▸ **Set tasks**
- 1) In the blog post on Max Hollein, what does Hollein say kept Henry VIII from ever wearing the regal suit of armor?
- 2) In two sentences, what is the blog post on Max Hollein about?
- 3) Resume the blog post on Max Hollein from the point where it stops.

▸ **Source excerpt**
---+---

Flagellants in the Museum
Post #1879 • November 13, 2020, 1:32 PM
I post today to note the arrival of a bounteous gift of background that illuminates the circumstances described in “Some Context Regarding Max Hollein” last year. As you may recall, the new Met director had taken it upon himself personally to assure that the art of Europe and its descendant traditions in America will not henceforth be discussed in overly laudatory terms.
While a regal suit of armor was ostensibly made for Henry VIII’s great campaign to conquer France, for example, Mr. Hollein said, “the truth is, he had gout and could barely walk. There was no way he would ever wear that armor, let alone go into war. It was propaganda. Like George Bush standing on the aircraft carrier, it’s being used for messaging.”
And so on. This is obviously a second-rate mind repeating second-hand ideas, because that is all that the art bureaucracy will tolerate. When the Met’s chairman of the Department of European Paintings took to Instagram to praise Alexandre Lenoir for “battling the revolutionary zealots bent on destroying the royal tombs in Saint Denis” and lamenting “how many great works of art have been lost to the desire to rid ourselves of a past of which we don’t approve,” the implied but obvious reference to statue-toppling in 2020 prompted the bureaucracy to crush him like a bug. (“There is no doubt that the Met and its development is also connected with a logic of what is defined as white supremacy,” mewled Hollein to the mob. “Our ongoing efforts to not only diversify our collection but also our programs, narratives, contexts and staff will be further accelerated and will benefit in urgency and impact from this time.”) This is yet another culture cancellation that AICA-USA should have protested but did not.
Enter a first-rate mind, Pascal Bruckner, whose “The Flagellants of the Western World” just graced the digital pages of Tablet. Bruckner, like Bernard-Henri Lévy, is one of the nouveaux philosophes who broke with Marxism. He has the capacity to understand the issues properly and the backbone to critique the germane concerns. “Flagellants” deals with colonialism, opposition to which is the force that moves Hollein.
A distinction must be made between colonialism, which for us moderns is wrong in principle, like fascism and communism, and colonization, which was diverse and complex, both harmful and beneficent, the story of which emerges from the painstaking work of historians who respect facts and nuances. Colonization did not in all cases prevent the establishment of ties or the maintenance of relations of mutual esteem and friendship a half-century after independence. “Colonialism,” by contrast, is a bit like the draft effect of a cloud after a storm: It never ends; like God, it is invisible but omnipresent.
Even so, how do the consequences fall so heavily on Europe and America, with Europeans like Hollein making an example of themselves with the flogger? Bruckner answers, ego.

---+---

▸ **Raw data**
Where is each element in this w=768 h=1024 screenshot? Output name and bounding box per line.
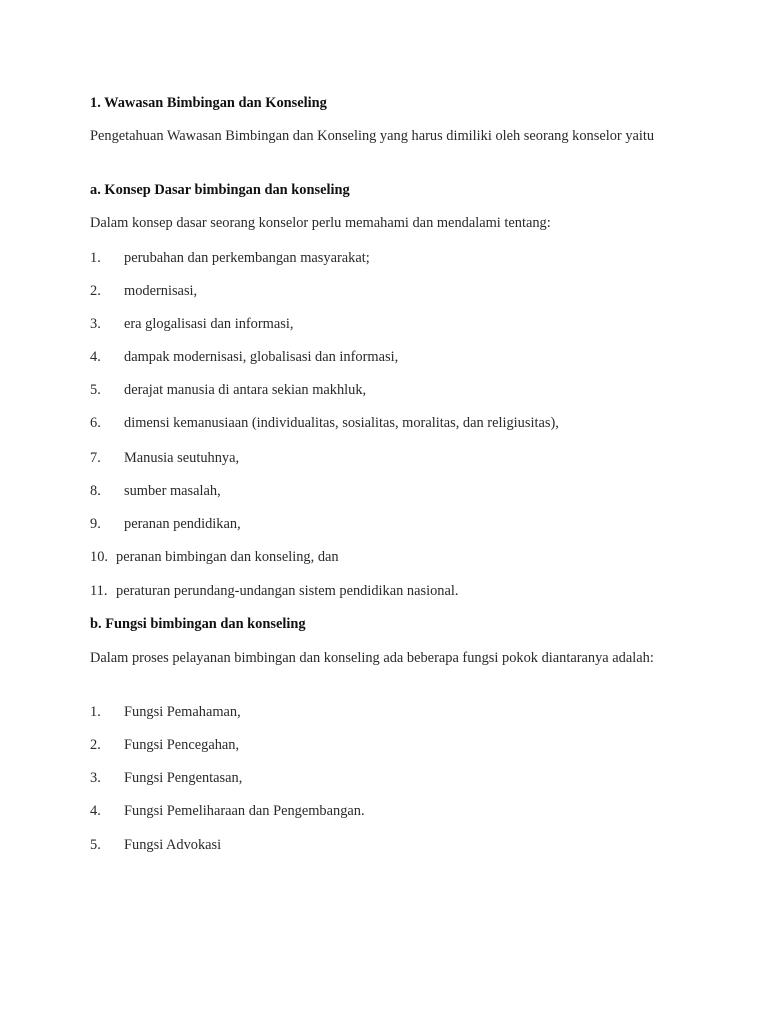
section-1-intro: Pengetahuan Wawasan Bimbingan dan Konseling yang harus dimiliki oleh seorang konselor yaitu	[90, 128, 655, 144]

---+---

▸ **Task-by-task results**
- 1) Henry VIII had gout and could barely walk.

- 2) The post criticizes Met director Max Hollein for making sure European art is not discussed in overly laudatory terms, and for how the museum's bureaucracy crushed a department chairman who praised Alexandre Lenoir for protecting the royal tombs at Saint Denis. It then turns to Pascal Bruckner's Tablet essay "The Flagellants of the Western World," which distinguishes colonialism, wrong in principle, from colonization, which was both harmful and beneficent, and names ego as the reason Europeans like Hollein flagellate themselves.

- 3)
Proud to beat its breast ostentatiously, the Old World assumes the universal and apostolic monopoly on barbarism. Its aim is no longer world conquest but to break with history, which nevertheless persists in showing its head on the continent in the form of Islamist attacks directed from the Middle East, the crisis of migrants flocking to its gates, and the aggressiveness of the neo-sultan Recep Tayyip Erdogan, who is openly threatening Greece, Cyprus, and France, and is recolonizing Libya, which was only yesterday a possession of the Sublime Porte.
I had to look it up: it’s a metonym for the Ottoman Empire.
But we athletes of contrition believe that we deserve whatever happens to us: The duty of penance is without end and will cease only once the accursed West has been wiped away like a stain from a stainless surface. And yet we have known since Freud that masochism is just inverted sadism, a desire to dominate that is turned against the self.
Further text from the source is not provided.